== DATA EXTRACT ==

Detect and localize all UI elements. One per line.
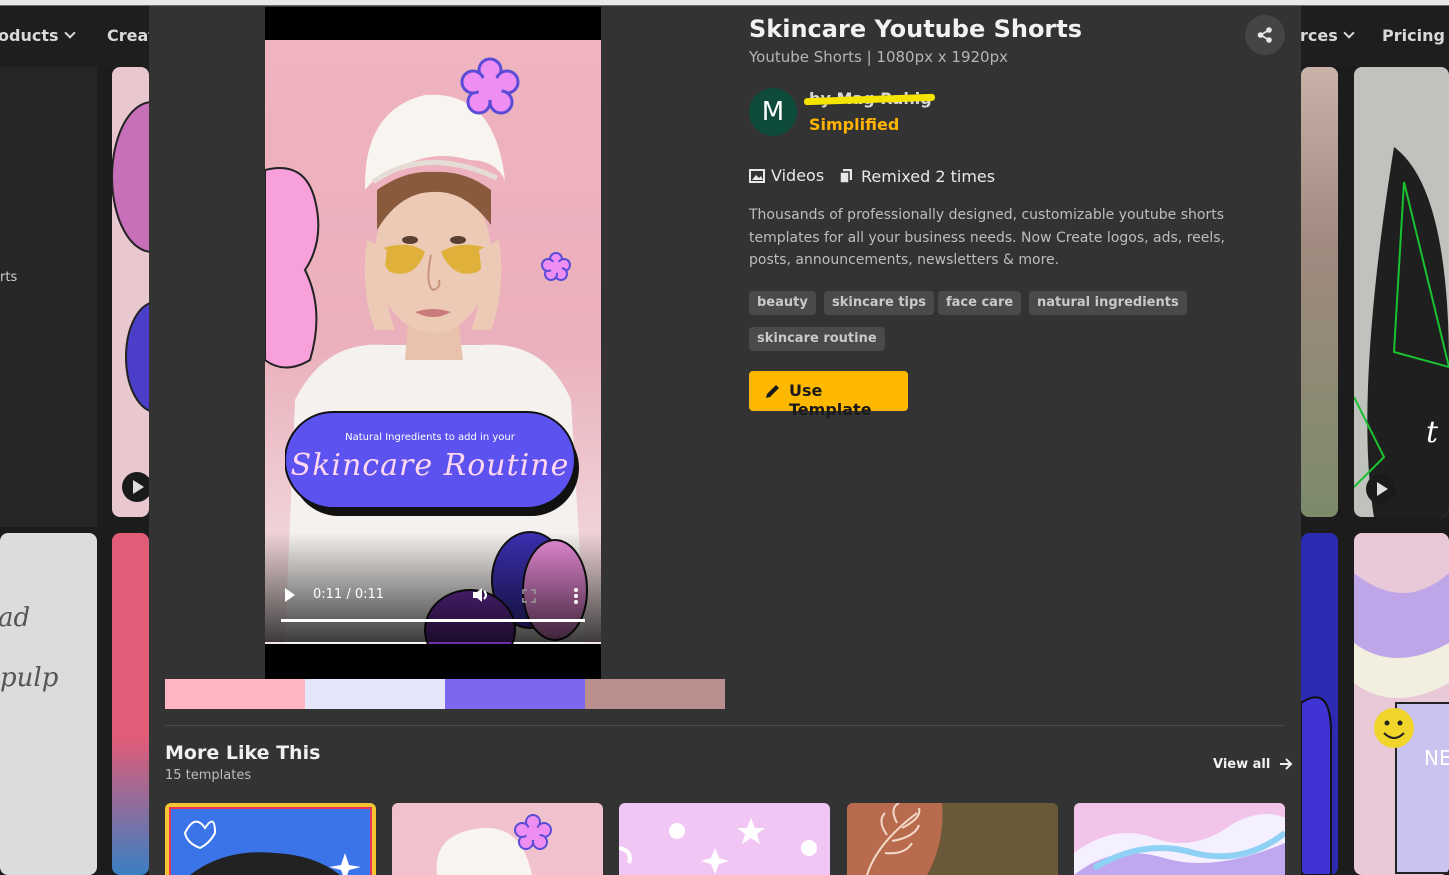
view-all-link[interactable]: View all [1213,756,1293,772]
remix-meta: Remixed 2 times [839,166,995,186]
video-player[interactable]: Natural Ingredients to add in your Skinc… [265,7,601,679]
tag-chip[interactable]: skincare tips [824,291,935,315]
arrow-right-icon [1279,758,1293,770]
nav-resources[interactable]: rces [1300,26,1355,45]
chevron-down-icon [1343,27,1355,39]
template-card[interactable]: t [1354,67,1449,517]
brand-name[interactable]: Simplified [809,115,899,134]
tag-chip[interactable]: beauty [749,291,816,315]
related-template-card[interactable] [165,803,376,875]
palette-swatch[interactable] [165,679,305,709]
view-all-label: View all [1213,757,1271,772]
palette-swatch[interactable] [445,679,585,709]
related-template-card[interactable] [392,803,603,875]
related-template-card[interactable] [1074,803,1285,875]
tag-chip[interactable]: face care [938,291,1022,315]
card-artwork: NE [1354,573,1449,874]
caption-small-text: Natural Ingredients to add in your [345,432,515,443]
card-artwork: t [1354,147,1449,517]
tag-chip[interactable]: skincare routine [749,327,885,351]
template-card[interactable] [1301,67,1338,517]
chevron-down-icon [63,27,76,39]
card-artwork [1074,803,1285,875]
palette-swatch[interactable] [585,679,725,709]
category-meta: Videos [749,166,824,185]
caption-script-text: Skincare Routine [290,448,570,483]
more-like-this-title: More Like This [165,742,321,764]
card-artwork [619,818,817,874]
template-description: Thousands of professionally designed, cu… [749,207,1226,268]
svg-text:t: t [1426,415,1439,450]
card-artwork [112,101,149,412]
use-template-label: Use Template [789,381,872,419]
template-title: Skincare Youtube Shorts [749,15,1083,43]
share-icon [1257,27,1272,43]
video-time: 0:11 / 0:11 [313,587,385,602]
tag-chip[interactable]: natural ingredients [1029,291,1187,315]
palette-swatch[interactable] [305,679,445,709]
card-artwork [847,803,943,875]
section-divider [165,725,1285,726]
author-avatar[interactable]: M [749,88,797,136]
copy-icon [839,169,852,184]
use-template-button[interactable]: Use Template [749,371,908,419]
nav-pricing-label: Pricing [1382,26,1445,45]
category-label: Videos [771,166,825,185]
video-controls: 0:11 / 0:11 [265,532,601,642]
card-text: pulp [0,663,59,693]
video-progress-track[interactable] [281,619,585,622]
related-template-card[interactable] [847,803,1058,875]
template-card[interactable]: ad pulp [0,533,97,875]
template-card[interactable]: NE [1354,533,1449,875]
template-card[interactable]: rts [0,67,97,527]
video-progress-fill [281,619,585,622]
image-icon [749,169,765,183]
card-artwork [169,807,372,875]
nav-pricing[interactable]: Pricing [1382,26,1445,45]
template-card[interactable] [112,67,149,517]
card-text: ad [0,603,31,633]
svg-text:NE: NE [1424,746,1449,770]
template-dimensions: Youtube Shorts | 1080px x 1920px [749,48,1008,66]
more-like-this-count: 15 templates [165,768,252,783]
fullscreen-icon[interactable] [522,589,536,603]
play-icon[interactable] [1366,474,1396,504]
card-label: rts [0,270,18,285]
related-template-card[interactable] [619,803,830,875]
nav-products[interactable]: oducts [0,26,76,45]
nav-resources-label: rces [1300,26,1338,45]
template-preview-modal: Natural Ingredients to add in your Skinc… [149,6,1301,875]
template-card[interactable] [112,533,149,875]
template-card[interactable] [1301,533,1338,875]
more-vertical-icon[interactable] [573,588,579,604]
nav-products-label: oducts [0,26,59,45]
card-artwork [436,814,552,875]
pencil-icon [766,385,779,398]
remix-count: Remixed 2 times [861,167,996,186]
share-button[interactable] [1245,15,1285,55]
play-icon[interactable] [122,472,149,502]
card-artwork [1301,696,1332,875]
volume-icon[interactable] [472,587,490,603]
play-icon[interactable] [284,588,296,602]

===

[WHAT YOU NEED TO DO]:
Could you render the lines of the records between the one containing "view-all-link[interactable]: View all" and the one containing "card-artwork [619,818,817,874]", inclusive, as a Markdown table with a Row column numbering each line and a Record column holding the line itself, leaving out any blank lines?

[THE REPLY]:
| Row | Record |
|---|---|
| 1 | view-all-link[interactable]: View all [1213,756,1293,772] |
| 2 | remix-meta: Remixed 2 times [839,166,995,186] |
| 3 | video-player[interactable]: Natural Ingredients to add in your Skinc… [265,7,601,679] |
| 4 | tag-chip[interactable]: skincare tips [824,291,935,315] |
| 5 | arrow-right-icon [1279,758,1293,770] |
| 6 | nav-resources[interactable]: rces [1300,26,1355,45] |
| 7 | chevron-down-icon [1343,27,1355,39] |
| 8 | template-card[interactable]: t [1354,67,1449,517] |
| 9 | brand-name[interactable]: Simplified [809,115,899,134] |
| 10 | tag-chip[interactable]: beauty [749,291,816,315] |
| 11 | related-template-card[interactable] [165,803,376,875] |
| 12 | palette-swatch[interactable] [165,679,305,709] |
| 13 | view-all-label: View all [1213,757,1271,772] |
| 14 | palette-swatch[interactable] [445,679,585,709] |
| 15 | related-template-card[interactable] [392,803,603,875] |
| 16 | related-template-card[interactable] [1074,803,1285,875] |
| 17 | tag-chip[interactable]: face care [938,291,1022,315] |
| 18 | card-artwork: NE [1354,573,1449,874] |
| 19 | caption-small-text: Natural Ingredients to add in your [345,432,515,443] |
| 20 | card-artwork: t [1354,147,1449,517] |
| 21 | tag-chip[interactable]: skincare routine [749,327,885,351] |
| 22 | template-card[interactable] [1301,67,1338,517] |
| 23 | chevron-down-icon [63,27,76,39] |
| 24 | card-artwork [1074,803,1285,875] |
| 25 | palette-swatch[interactable] [585,679,725,709] |
| 26 | category-meta: Videos [749,166,824,185] |
| 27 | caption-script-text: Skincare Routine [290,448,570,483] |
| 28 | more-like-this-title: More Like This [165,742,321,764] |
| 29 | card-artwork [619,818,817,874] |